━━━ Records provided
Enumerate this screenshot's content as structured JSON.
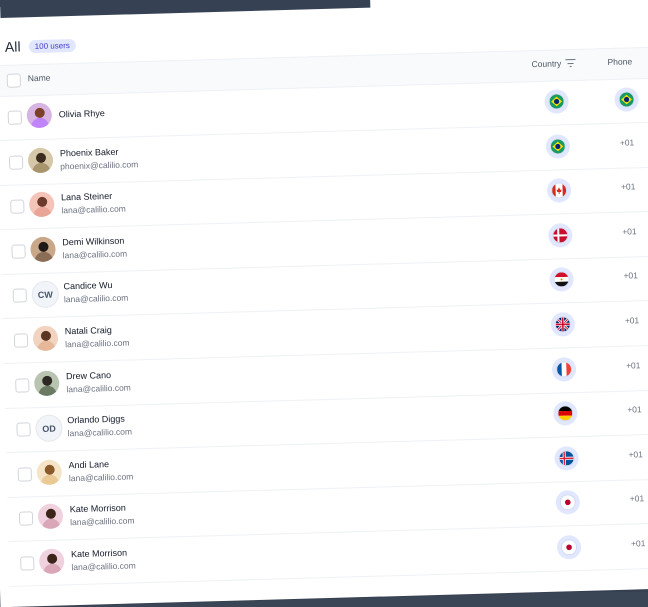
{
  "header": {
    "title": "All",
    "badge": "100 users"
  },
  "columns": {
    "name": "Name",
    "country": "Country",
    "phone": "Phone"
  },
  "rows": [
    {
      "name": "Olivia Rhye",
      "email": "",
      "initials": "",
      "avatar": "photo",
      "flag": "br",
      "phone": ""
    },
    {
      "name": "Phoenix Baker",
      "email": "phoenix@calilio.com",
      "initials": "",
      "avatar": "photo",
      "flag": "br",
      "phone": "+01"
    },
    {
      "name": "Lana Steiner",
      "email": "lana@calilio.com",
      "initials": "",
      "avatar": "photo",
      "flag": "ca",
      "phone": "+01"
    },
    {
      "name": "Demi Wilkinson",
      "email": "lana@calilio.com",
      "initials": "",
      "avatar": "photo",
      "flag": "dk",
      "phone": "+01"
    },
    {
      "name": "Candice Wu",
      "email": "lana@calilio.com",
      "initials": "CW",
      "avatar": "initials",
      "flag": "eg",
      "phone": "+01"
    },
    {
      "name": "Natali Craig",
      "email": "lana@calilio.com",
      "initials": "",
      "avatar": "photo",
      "flag": "gb",
      "phone": "+01"
    },
    {
      "name": "Drew Cano",
      "email": "lana@calilio.com",
      "initials": "",
      "avatar": "photo",
      "flag": "fr",
      "phone": "+01"
    },
    {
      "name": "Orlando Diggs",
      "email": "lana@calilio.com",
      "initials": "OD",
      "avatar": "initials",
      "flag": "de",
      "phone": "+01"
    },
    {
      "name": "Andi Lane",
      "email": "lana@calilio.com",
      "initials": "",
      "avatar": "photo",
      "flag": "is",
      "phone": "+01"
    },
    {
      "name": "Kate Morrison",
      "email": "lana@calilio.com",
      "initials": "",
      "avatar": "photo",
      "flag": "jp",
      "phone": "+01"
    },
    {
      "name": "Kate Morrison",
      "email": "lana@calilio.com",
      "initials": "",
      "avatar": "photo",
      "flag": "jp",
      "phone": "+01"
    }
  ],
  "colors": {
    "badge_bg": "#e0e7ff",
    "badge_text": "#4338ca",
    "flag_ring": "#e0e7ff",
    "frame": "#364254"
  }
}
━━━━━━
[Directive] Select all lines with the word "name" from the entries above.

[Response to this exercise]
    "name": "Name",
      "name": "Olivia Rhye",
      "name": "Phoenix Baker",
      "name": "Lana Steiner",
      "name": "Demi Wilkinson",
      "name": "Candice Wu",
      "name": "Natali Craig",
      "name": "Drew Cano",
      "name": "Orlando Diggs",
      "name": "Andi Lane",
      "name": "Kate Morrison",
      "name": "Kate Morrison",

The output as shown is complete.